Repeat, exactly and completely, the entries shown underneath.

Input:
****
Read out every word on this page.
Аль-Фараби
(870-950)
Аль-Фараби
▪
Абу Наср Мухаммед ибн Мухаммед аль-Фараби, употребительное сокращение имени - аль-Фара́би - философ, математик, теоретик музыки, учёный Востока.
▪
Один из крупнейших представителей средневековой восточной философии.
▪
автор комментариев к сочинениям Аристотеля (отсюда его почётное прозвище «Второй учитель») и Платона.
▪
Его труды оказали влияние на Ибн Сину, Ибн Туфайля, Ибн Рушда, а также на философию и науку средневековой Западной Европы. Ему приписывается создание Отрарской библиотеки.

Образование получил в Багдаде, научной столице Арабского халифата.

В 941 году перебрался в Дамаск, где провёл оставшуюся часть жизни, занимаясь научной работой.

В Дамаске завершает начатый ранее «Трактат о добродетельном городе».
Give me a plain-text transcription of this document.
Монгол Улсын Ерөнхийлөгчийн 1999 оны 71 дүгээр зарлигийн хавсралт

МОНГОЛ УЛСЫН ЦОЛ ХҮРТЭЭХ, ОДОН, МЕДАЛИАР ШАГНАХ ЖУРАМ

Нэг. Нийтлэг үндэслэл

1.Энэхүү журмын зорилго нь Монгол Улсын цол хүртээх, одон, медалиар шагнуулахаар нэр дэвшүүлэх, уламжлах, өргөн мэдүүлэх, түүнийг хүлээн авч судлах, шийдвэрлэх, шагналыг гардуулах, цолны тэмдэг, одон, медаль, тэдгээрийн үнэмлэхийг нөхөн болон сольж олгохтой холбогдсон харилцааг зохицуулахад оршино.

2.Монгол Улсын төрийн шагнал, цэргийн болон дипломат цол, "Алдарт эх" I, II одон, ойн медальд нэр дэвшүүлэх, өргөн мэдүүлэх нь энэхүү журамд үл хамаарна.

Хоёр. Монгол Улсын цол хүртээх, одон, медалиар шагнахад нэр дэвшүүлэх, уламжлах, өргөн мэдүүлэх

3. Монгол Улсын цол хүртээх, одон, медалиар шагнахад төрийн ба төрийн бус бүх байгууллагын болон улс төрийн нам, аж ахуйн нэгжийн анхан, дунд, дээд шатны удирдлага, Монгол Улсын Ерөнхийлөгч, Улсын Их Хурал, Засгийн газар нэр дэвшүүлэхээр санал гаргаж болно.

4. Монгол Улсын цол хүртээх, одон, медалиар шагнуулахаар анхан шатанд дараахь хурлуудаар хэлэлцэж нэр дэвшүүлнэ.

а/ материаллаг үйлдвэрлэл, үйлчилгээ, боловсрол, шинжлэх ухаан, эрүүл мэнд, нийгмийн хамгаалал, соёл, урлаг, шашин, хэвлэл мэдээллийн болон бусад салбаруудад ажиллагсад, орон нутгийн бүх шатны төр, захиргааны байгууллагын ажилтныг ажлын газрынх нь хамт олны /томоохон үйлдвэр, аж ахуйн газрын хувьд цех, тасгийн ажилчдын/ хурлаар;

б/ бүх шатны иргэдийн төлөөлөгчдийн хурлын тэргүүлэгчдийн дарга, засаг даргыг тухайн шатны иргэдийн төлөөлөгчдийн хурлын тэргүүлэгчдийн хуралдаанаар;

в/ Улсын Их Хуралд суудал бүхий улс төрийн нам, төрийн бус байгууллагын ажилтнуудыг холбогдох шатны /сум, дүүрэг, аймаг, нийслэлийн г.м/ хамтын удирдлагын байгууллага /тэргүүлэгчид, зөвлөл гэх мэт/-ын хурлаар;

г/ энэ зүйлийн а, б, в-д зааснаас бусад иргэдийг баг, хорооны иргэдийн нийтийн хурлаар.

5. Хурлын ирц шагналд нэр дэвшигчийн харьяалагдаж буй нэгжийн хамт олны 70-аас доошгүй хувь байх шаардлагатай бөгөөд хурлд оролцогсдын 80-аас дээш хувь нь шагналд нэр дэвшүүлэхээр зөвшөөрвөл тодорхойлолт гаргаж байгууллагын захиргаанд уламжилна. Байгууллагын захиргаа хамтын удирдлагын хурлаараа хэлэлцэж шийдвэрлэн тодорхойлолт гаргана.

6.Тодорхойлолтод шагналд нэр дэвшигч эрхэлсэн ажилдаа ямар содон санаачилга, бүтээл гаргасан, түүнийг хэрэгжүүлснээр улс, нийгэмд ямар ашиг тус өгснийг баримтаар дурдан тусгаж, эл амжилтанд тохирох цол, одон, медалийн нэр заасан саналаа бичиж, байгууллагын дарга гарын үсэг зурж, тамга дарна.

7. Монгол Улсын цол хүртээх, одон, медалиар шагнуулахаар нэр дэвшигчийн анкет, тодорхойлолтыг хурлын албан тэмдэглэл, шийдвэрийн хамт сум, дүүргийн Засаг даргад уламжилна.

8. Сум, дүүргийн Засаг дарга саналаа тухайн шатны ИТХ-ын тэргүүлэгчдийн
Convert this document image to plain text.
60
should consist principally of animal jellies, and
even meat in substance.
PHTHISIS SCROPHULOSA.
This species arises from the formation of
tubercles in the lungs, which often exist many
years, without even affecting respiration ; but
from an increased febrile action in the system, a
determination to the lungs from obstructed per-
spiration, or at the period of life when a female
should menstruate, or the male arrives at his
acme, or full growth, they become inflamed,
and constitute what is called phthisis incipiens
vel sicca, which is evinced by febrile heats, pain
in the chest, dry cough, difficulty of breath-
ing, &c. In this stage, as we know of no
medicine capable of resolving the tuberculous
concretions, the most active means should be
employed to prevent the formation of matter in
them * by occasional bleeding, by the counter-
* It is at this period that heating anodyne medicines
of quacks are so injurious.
****
Full output:
Read out every word on this page.
Аль-Фараби
(870-950)
Аль-Фараби
▪
Абу Наср Мухаммед ибн Мухаммед аль-Фараби, употребительное сокращение имени - аль-Фара́би - философ, математик, теоретик музыки, учёный Востока.
▪
Один из крупнейших представителей средневековой восточной философии.
▪
автор комментариев к сочинениям Аристотеля (отсюда его почётное прозвище «Второй учитель») и Платона.
▪
Его труды оказали влияние на Ибн Сину, Ибн Туфайля, Ибн Рушда, а также на философию и науку средневековой Западной Европы. Ему приписывается создание Отрарской библиотеки.

Образование получил в Багдаде, научной столице Арабского халифата.

В 941 году перебрался в Дамаск, где провёл оставшуюся часть жизни, занимаясь научной работой.

В Дамаске завершает начатый ранее «Трактат о добродетельном городе».
Give me a plain-text transcription of this document.
Монгол Улсын Ерөнхийлөгчийн 1999 оны 71 дүгээр зарлигийн хавсралт

МОНГОЛ УЛСЫН ЦОЛ ХҮРТЭЭХ, ОДОН, МЕДАЛИАР ШАГНАХ ЖУРАМ

Нэг. Нийтлэг үндэслэл

1.Энэхүү журмын зорилго нь Монгол Улсын цол хүртээх, одон, медалиар шагнуулахаар нэр дэвшүүлэх, уламжлах, өргөн мэдүүлэх, түүнийг хүлээн авч судлах, шийдвэрлэх, шагналыг гардуулах, цолны тэмдэг, одон, медаль, тэдгээрийн үнэмлэхийг нөхөн болон сольж олгохтой холбогдсон харилцааг зохицуулахад оршино.

2.Монгол Улсын төрийн шагнал, цэргийн болон дипломат цол, "Алдарт эх" I, II одон, ойн медальд нэр дэвшүүлэх, өргөн мэдүүлэх нь энэхүү журамд үл хамаарна.

Хоёр. Монгол Улсын цол хүртээх, одон, медалиар шагнахад нэр дэвшүүлэх, уламжлах, өргөн мэдүүлэх

3. Монгол Улсын цол хүртээх, одон, медалиар шагнахад төрийн ба төрийн бус бүх байгууллагын болон улс төрийн нам, аж ахуйн нэгжийн анхан, дунд, дээд шатны удирдлага, Монгол Улсын Ерөнхийлөгч, Улсын Их Хурал, Засгийн газар нэр дэвшүүлэхээр санал гаргаж болно.

4. Монгол Улсын цол хүртээх, одон, медалиар шагнуулахаар анхан шатанд дараахь хурлуудаар хэлэлцэж нэр дэвшүүлнэ.

а/ материаллаг үйлдвэрлэл, үйлчилгээ, боловсрол, шинжлэх ухаан, эрүүл мэнд, нийгмийн хамгаалал, соёл, урлаг, шашин, хэвлэл мэдээллийн болон бусад салбаруудад ажиллагсад, орон нутгийн бүх шатны төр, захиргааны байгууллагын ажилтныг ажлын газрынх нь хамт олны /томоохон үйлдвэр, аж ахуйн газрын хувьд цех, тасгийн ажилчдын/ хурлаар;

б/ бүх шатны иргэдийн төлөөлөгчдийн хурлын тэргүүлэгчдийн дарга, засаг даргыг тухайн шатны иргэдийн төлөөлөгчдийн хурлын тэргүүлэгчдийн хуралдаанаар;

в/ Улсын Их Хуралд суудал бүхий улс төрийн нам, төрийн бус байгууллагын ажилтнуудыг холбогдох шатны /сум, дүүрэг, аймаг, нийслэлийн г.м/ хамтын удирдлагын байгууллага /тэргүүлэгчид, зөвлөл гэх мэт/-ын хурлаар;

г/ энэ зүйлийн а, б, в-д зааснаас бусад иргэдийг баг, хорооны иргэдийн нийтийн хурлаар.

5. Хурлын ирц шагналд нэр дэвшигчийн харьяалагдаж буй нэгжийн хамт олны 70-аас доошгүй хувь байх шаардлагатай бөгөөд хурлд оролцогсдын 80-аас дээш хувь нь шагналд нэр дэвшүүлэхээр зөвшөөрвөл тодорхойлолт гаргаж байгууллагын захиргаанд уламжилна. Байгууллагын захиргаа хамтын удирдлагын хурлаараа хэлэлцэж шийдвэрлэн тодорхойлолт гаргана.

6.Тодорхойлолтод шагналд нэр дэвшигч эрхэлсэн ажилдаа ямар содон санаачилга, бүтээл гаргасан, түүнийг хэрэгжүүлснээр улс, нийгэмд ямар ашиг тус өгснийг баримтаар дурдан тусгаж, эл амжилтанд тохирох цол, одон, медалийн нэр заасан саналаа бичиж, байгууллагын дарга гарын үсэг зурж, тамга дарна.

7. Монгол Улсын цол хүртээх, одон, медалиар шагнуулахаар нэр дэвшигчийн анкет, тодорхойлолтыг хурлын албан тэмдэглэл, шийдвэрийн хамт сум, дүүргийн Засаг даргад уламжилна.

8. Сум, дүүргийн Засаг дарга саналаа тухайн шатны ИТХ-ын тэргүүлэгчдийн
Convert this document image to plain text.
60
should consist principally of animal jellies, and
even meat in substance.
PHTHISIS SCROPHULOSA.
This species arises from the formation of
tubercles in the lungs, which often exist many
years, without even affecting respiration ; but
from an increased febrile action in the system, a
determination to the lungs from obstructed per-
spiration, or at the period of life when a female
should menstruate, or the male arrives at his
acme, or full growth, they become inflamed,
and constitute what is called phthisis incipiens
vel sicca, which is evinced by febrile heats, pain
in the chest, dry cough, difficulty of breath-
ing, &c. In this stage, as we know of no
medicine capable of resolving the tuberculous
concretions, the most active means should be
employed to prevent the formation of matter in
them * by occasional bleeding, by the counter-
* It is at this period that heating anodyne medicines
of quacks are so injurious.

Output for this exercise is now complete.